» WORK TO COMPLETE
Output every record below exactly as it appears.

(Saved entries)
_____
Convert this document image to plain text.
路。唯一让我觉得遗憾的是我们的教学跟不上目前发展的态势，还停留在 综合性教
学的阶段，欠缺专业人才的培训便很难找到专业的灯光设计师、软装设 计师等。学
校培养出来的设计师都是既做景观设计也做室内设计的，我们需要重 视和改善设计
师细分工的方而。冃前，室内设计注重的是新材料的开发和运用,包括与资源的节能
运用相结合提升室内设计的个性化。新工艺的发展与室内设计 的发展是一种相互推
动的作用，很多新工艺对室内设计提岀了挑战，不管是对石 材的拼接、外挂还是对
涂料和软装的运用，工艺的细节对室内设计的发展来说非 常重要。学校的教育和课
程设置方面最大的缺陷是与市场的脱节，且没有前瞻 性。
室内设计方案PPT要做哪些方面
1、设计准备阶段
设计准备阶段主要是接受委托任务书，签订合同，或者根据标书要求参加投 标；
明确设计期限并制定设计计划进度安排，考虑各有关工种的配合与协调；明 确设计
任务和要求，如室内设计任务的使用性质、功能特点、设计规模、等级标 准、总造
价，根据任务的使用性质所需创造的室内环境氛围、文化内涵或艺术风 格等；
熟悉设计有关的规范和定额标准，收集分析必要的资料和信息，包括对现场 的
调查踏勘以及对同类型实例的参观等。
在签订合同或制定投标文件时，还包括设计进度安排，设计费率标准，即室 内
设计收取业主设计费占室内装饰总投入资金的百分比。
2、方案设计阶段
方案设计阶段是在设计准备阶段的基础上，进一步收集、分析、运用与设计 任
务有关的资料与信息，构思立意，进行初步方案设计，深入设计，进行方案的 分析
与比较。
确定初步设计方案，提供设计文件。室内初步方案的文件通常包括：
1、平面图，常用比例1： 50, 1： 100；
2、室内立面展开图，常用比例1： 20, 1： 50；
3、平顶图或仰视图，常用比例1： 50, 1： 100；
_____
» ANSWER TO THE PROBLEM
Convert this document image to plain text.
路。唯一让我觉得遗憾的是我们的教学跟不上目前发展的态势，还停留在 综合性教
学的阶段，欠缺专业人才的培训便很难找到专业的灯光设计师、软装设 计师等。学
校培养出来的设计师都是既做景观设计也做室内设计的，我们需要重 视和改善设计
师细分工的方而。冃前，室内设计注重的是新材料的开发和运用,包括与资源的节能
运用相结合提升室内设计的个性化。新工艺的发展与室内设计 的发展是一种相互推
动的作用，很多新工艺对室内设计提岀了挑战，不管是对石 材的拼接、外挂还是对
涂料和软装的运用，工艺的细节对室内设计的发展来说非 常重要。学校的教育和课
程设置方面最大的缺陷是与市场的脱节，且没有前瞻 性。
室内设计方案PPT要做哪些方面
1、设计准备阶段
设计准备阶段主要是接受委托任务书，签订合同，或者根据标书要求参加投 标；
明确设计期限并制定设计计划进度安排，考虑各有关工种的配合与协调；明 确设计
任务和要求，如室内设计任务的使用性质、功能特点、设计规模、等级标 准、总造
价，根据任务的使用性质所需创造的室内环境氛围、文化内涵或艺术风 格等；
熟悉设计有关的规范和定额标准，收集分析必要的资料和信息，包括对现场 的
调查踏勘以及对同类型实例的参观等。
在签订合同或制定投标文件时，还包括设计进度安排，设计费率标准，即室 内
设计收取业主设计费占室内装饰总投入资金的百分比。
2、方案设计阶段
方案设计阶段是在设计准备阶段的基础上，进一步收集、分析、运用与设计 任
务有关的资料与信息，构思立意，进行初步方案设计，深入设计，进行方案的 分析
与比较。
确定初步设计方案，提供设计文件。室内初步方案的文件通常包括：
1、平面图，常用比例1： 50, 1： 100；
2、室内立面展开图，常用比例1： 20, 1： 50；
3、平顶图或仰视图，常用比例1： 50, 1： 100；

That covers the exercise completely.